[Saved data entries]
******************************

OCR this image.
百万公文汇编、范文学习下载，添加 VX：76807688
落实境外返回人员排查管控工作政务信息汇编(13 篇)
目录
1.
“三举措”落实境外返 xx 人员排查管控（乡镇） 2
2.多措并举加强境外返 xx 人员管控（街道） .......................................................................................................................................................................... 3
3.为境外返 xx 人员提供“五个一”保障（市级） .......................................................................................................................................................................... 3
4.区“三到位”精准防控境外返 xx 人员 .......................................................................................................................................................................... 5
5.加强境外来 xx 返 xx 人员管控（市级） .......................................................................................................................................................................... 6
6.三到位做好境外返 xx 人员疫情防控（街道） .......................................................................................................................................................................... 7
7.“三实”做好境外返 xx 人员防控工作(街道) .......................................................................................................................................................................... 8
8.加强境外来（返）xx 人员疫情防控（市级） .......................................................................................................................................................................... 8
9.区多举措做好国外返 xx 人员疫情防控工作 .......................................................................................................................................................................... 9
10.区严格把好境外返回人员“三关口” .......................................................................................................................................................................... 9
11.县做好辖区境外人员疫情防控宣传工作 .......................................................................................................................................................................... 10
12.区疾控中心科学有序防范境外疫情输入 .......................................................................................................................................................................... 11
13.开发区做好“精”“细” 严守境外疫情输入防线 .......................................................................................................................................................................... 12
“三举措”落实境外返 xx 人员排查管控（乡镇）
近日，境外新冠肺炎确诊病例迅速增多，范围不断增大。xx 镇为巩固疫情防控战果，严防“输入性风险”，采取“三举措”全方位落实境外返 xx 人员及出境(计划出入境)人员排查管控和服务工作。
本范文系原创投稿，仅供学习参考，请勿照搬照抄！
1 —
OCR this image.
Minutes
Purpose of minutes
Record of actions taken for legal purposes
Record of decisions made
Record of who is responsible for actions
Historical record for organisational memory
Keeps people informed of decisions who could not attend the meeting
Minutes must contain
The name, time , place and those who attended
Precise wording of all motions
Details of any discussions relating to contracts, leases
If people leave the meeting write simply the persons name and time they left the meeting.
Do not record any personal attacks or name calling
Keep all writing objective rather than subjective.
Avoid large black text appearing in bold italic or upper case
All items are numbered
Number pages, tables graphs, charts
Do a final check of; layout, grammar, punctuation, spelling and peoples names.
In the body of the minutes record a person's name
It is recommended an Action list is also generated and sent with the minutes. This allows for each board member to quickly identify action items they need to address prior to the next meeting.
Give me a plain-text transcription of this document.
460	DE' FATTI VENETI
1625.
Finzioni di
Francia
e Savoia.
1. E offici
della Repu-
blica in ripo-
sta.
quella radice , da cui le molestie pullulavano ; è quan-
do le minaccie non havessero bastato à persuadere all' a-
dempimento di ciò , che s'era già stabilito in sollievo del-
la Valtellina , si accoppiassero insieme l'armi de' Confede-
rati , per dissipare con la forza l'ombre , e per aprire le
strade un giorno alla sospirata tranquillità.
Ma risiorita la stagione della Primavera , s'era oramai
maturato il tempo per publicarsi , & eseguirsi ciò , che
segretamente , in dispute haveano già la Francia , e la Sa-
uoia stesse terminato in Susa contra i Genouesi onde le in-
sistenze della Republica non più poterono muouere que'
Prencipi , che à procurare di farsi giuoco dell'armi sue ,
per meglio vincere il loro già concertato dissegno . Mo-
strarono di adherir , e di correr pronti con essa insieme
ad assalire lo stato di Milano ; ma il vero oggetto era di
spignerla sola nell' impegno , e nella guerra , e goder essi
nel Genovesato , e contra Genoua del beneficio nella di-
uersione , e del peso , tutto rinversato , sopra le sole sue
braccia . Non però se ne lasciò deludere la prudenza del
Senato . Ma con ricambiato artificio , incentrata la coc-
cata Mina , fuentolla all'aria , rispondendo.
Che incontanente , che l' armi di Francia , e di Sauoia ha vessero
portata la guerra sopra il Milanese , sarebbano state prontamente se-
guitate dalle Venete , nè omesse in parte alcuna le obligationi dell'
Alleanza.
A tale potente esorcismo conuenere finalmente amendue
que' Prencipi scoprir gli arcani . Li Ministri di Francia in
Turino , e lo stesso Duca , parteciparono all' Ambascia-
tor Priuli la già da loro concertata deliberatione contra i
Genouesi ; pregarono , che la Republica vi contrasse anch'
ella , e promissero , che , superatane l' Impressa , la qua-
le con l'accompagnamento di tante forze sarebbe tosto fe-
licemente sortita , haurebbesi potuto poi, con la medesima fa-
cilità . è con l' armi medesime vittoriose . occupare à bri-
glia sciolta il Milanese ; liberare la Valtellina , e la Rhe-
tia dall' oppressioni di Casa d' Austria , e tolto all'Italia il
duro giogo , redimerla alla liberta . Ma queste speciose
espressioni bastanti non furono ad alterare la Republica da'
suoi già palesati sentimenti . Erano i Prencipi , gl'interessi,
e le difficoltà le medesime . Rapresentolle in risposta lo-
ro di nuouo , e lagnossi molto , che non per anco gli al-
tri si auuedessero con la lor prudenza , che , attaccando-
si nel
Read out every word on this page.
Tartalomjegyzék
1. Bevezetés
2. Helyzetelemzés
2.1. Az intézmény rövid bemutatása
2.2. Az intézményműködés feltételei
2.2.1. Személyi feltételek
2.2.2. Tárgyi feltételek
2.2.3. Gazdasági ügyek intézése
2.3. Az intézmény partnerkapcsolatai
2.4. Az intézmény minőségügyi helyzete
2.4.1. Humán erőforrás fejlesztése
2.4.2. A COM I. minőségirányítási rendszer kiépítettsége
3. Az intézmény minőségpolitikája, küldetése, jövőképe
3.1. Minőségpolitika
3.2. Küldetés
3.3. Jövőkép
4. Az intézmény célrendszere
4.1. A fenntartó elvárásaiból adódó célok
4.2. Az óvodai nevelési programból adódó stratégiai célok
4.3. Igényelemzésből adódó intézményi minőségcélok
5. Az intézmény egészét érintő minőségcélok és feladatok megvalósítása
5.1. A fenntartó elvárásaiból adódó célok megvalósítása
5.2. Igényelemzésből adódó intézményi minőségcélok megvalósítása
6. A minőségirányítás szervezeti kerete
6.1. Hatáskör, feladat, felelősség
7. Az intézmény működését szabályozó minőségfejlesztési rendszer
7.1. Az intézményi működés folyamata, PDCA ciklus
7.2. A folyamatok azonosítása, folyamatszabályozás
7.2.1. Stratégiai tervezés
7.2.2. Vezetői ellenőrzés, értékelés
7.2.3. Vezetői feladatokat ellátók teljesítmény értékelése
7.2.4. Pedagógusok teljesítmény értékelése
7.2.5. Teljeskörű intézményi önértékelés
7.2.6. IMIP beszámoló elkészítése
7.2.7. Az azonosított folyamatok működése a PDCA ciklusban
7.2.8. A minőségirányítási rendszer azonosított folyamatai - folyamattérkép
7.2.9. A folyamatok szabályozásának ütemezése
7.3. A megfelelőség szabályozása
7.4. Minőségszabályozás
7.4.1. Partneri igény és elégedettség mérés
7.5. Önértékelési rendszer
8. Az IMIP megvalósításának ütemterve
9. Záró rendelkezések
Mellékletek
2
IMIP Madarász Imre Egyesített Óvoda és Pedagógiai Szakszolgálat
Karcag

******************************

Exercise details: Copy out the whole listing exactly.

Response to this exercise:
OCR this image.
百万公文汇编、范文学习下载，添加 VX：76807688
落实境外返回人员排查管控工作政务信息汇编(13 篇)
目录
1.
“三举措”落实境外返 xx 人员排查管控（乡镇） 2
2.多措并举加强境外返 xx 人员管控（街道） .......................................................................................................................................................................... 3
3.为境外返 xx 人员提供“五个一”保障（市级） .......................................................................................................................................................................... 3
4.区“三到位”精准防控境外返 xx 人员 .......................................................................................................................................................................... 5
5.加强境外来 xx 返 xx 人员管控（市级） .......................................................................................................................................................................... 6
6.三到位做好境外返 xx 人员疫情防控（街道） .......................................................................................................................................................................... 7
7.“三实”做好境外返 xx 人员防控工作(街道) .......................................................................................................................................................................... 8
8.加强境外来（返）xx 人员疫情防控（市级） .......................................................................................................................................................................... 8
9.区多举措做好国外返 xx 人员疫情防控工作 .......................................................................................................................................................................... 9
10.区严格把好境外返回人员“三关口” .......................................................................................................................................................................... 9
11.县做好辖区境外人员疫情防控宣传工作 .......................................................................................................................................................................... 10
12.区疾控中心科学有序防范境外疫情输入 .......................................................................................................................................................................... 11
13.开发区做好“精”“细” 严守境外疫情输入防线 .......................................................................................................................................................................... 12
“三举措”落实境外返 xx 人员排查管控（乡镇）
近日，境外新冠肺炎确诊病例迅速增多，范围不断增大。xx 镇为巩固疫情防控战果，严防“输入性风险”，采取“三举措”全方位落实境外返 xx 人员及出境(计划出入境)人员排查管控和服务工作。
本范文系原创投稿，仅供学习参考，请勿照搬照抄！
1 —
OCR this image.
Minutes
Purpose of minutes
Record of actions taken for legal purposes
Record of decisions made
Record of who is responsible for actions
Historical record for organisational memory
Keeps people informed of decisions who could not attend the meeting
Minutes must contain
The name, time , place and those who attended
Precise wording of all motions
Details of any discussions relating to contracts, leases
If people leave the meeting write simply the persons name and time they left the meeting.
Do not record any personal attacks or name calling
Keep all writing objective rather than subjective.
Avoid large black text appearing in bold italic or upper case
All items are numbered
Number pages, tables graphs, charts
Do a final check of; layout, grammar, punctuation, spelling and peoples names.
In the body of the minutes record a person's name
It is recommended an Action list is also generated and sent with the minutes. This allows for each board member to quickly identify action items they need to address prior to the next meeting.
Give me a plain-text transcription of this document.
460	DE' FATTI VENETI
1625.
Finzioni di
Francia
e Savoia.
1. E offici
della Repu-
blica in ripo-
sta.
quella radice , da cui le molestie pullulavano ; è quan-
do le minaccie non havessero bastato à persuadere all' a-
dempimento di ciò , che s'era già stabilito in sollievo del-
la Valtellina , si accoppiassero insieme l'armi de' Confede-
rati , per dissipare con la forza l'ombre , e per aprire le
strade un giorno alla sospirata tranquillità.
Ma risiorita la stagione della Primavera , s'era oramai
maturato il tempo per publicarsi , & eseguirsi ciò , che
segretamente , in dispute haveano già la Francia , e la Sa-
uoia stesse terminato in Susa contra i Genouesi onde le in-
sistenze della Republica non più poterono muouere que'
Prencipi , che à procurare di farsi giuoco dell'armi sue ,
per meglio vincere il loro già concertato dissegno . Mo-
strarono di adherir , e di correr pronti con essa insieme
ad assalire lo stato di Milano ; ma il vero oggetto era di
spignerla sola nell' impegno , e nella guerra , e goder essi
nel Genovesato , e contra Genoua del beneficio nella di-
uersione , e del peso , tutto rinversato , sopra le sole sue
braccia . Non però se ne lasciò deludere la prudenza del
Senato . Ma con ricambiato artificio , incentrata la coc-
cata Mina , fuentolla all'aria , rispondendo.
Che incontanente , che l' armi di Francia , e di Sauoia ha vessero
portata la guerra sopra il Milanese , sarebbano state prontamente se-
guitate dalle Venete , nè omesse in parte alcuna le obligationi dell'
Alleanza.
A tale potente esorcismo conuenere finalmente amendue
que' Prencipi scoprir gli arcani . Li Ministri di Francia in
Turino , e lo stesso Duca , parteciparono all' Ambascia-
tor Priuli la già da loro concertata deliberatione contra i
Genouesi ; pregarono , che la Republica vi contrasse anch'
ella , e promissero , che , superatane l' Impressa , la qua-
le con l'accompagnamento di tante forze sarebbe tosto fe-
licemente sortita , haurebbesi potuto poi, con la medesima fa-
cilità . è con l' armi medesime vittoriose . occupare à bri-
glia sciolta il Milanese ; liberare la Valtellina , e la Rhe-
tia dall' oppressioni di Casa d' Austria , e tolto all'Italia il
duro giogo , redimerla alla liberta . Ma queste speciose
espressioni bastanti non furono ad alterare la Republica da'
suoi già palesati sentimenti . Erano i Prencipi , gl'interessi,
e le difficoltà le medesime . Rapresentolle in risposta lo-
ro di nuouo , e lagnossi molto , che non per anco gli al-
tri si auuedessero con la lor prudenza , che , attaccando-
si nel
Read out every word on this page.
Tartalomjegyzék
1. Bevezetés
2. Helyzetelemzés
2.1. Az intézmény rövid bemutatása
2.2. Az intézményműködés feltételei
2.2.1. Személyi feltételek
2.2.2. Tárgyi feltételek
2.2.3. Gazdasági ügyek intézése
2.3. Az intézmény partnerkapcsolatai
2.4. Az intézmény minőségügyi helyzete
2.4.1. Humán erőforrás fejlesztése
2.4.2. A COM I. minőségirányítási rendszer kiépítettsége
3. Az intézmény minőségpolitikája, küldetése, jövőképe
3.1. Minőségpolitika
3.2. Küldetés
3.3. Jövőkép
4. Az intézmény célrendszere
4.1. A fenntartó elvárásaiból adódó célok
4.2. Az óvodai nevelési programból adódó stratégiai célok
4.3. Igényelemzésből adódó intézményi minőségcélok
5. Az intézmény egészét érintő minőségcélok és feladatok megvalósítása
5.1. A fenntartó elvárásaiból adódó célok megvalósítása
5.2. Igényelemzésből adódó intézményi minőségcélok megvalósítása
6. A minőségirányítás szervezeti kerete
6.1. Hatáskör, feladat, felelősség
7. Az intézmény működését szabályozó minőségfejlesztési rendszer
7.1. Az intézményi működés folyamata, PDCA ciklus
7.2. A folyamatok azonosítása, folyamatszabályozás
7.2.1. Stratégiai tervezés
7.2.2. Vezetői ellenőrzés, értékelés
7.2.3. Vezetői feladatokat ellátók teljesítmény értékelése
7.2.4. Pedagógusok teljesítmény értékelése
7.2.5. Teljeskörű intézményi önértékelés
7.2.6. IMIP beszámoló elkészítése
7.2.7. Az azonosított folyamatok működése a PDCA ciklusban
7.2.8. A minőségirányítási rendszer azonosított folyamatai - folyamattérkép
7.2.9. A folyamatok szabályozásának ütemezése
7.3. A megfelelőség szabályozása
7.4. Minőségszabályozás
7.4.1. Partneri igény és elégedettség mérés
7.5. Önértékelési rendszer
8. Az IMIP megvalósításának ütemterve
9. Záró rendelkezések
Mellékletek
2
IMIP Madarász Imre Egyesített Óvoda és Pedagógiai Szakszolgálat
Karcag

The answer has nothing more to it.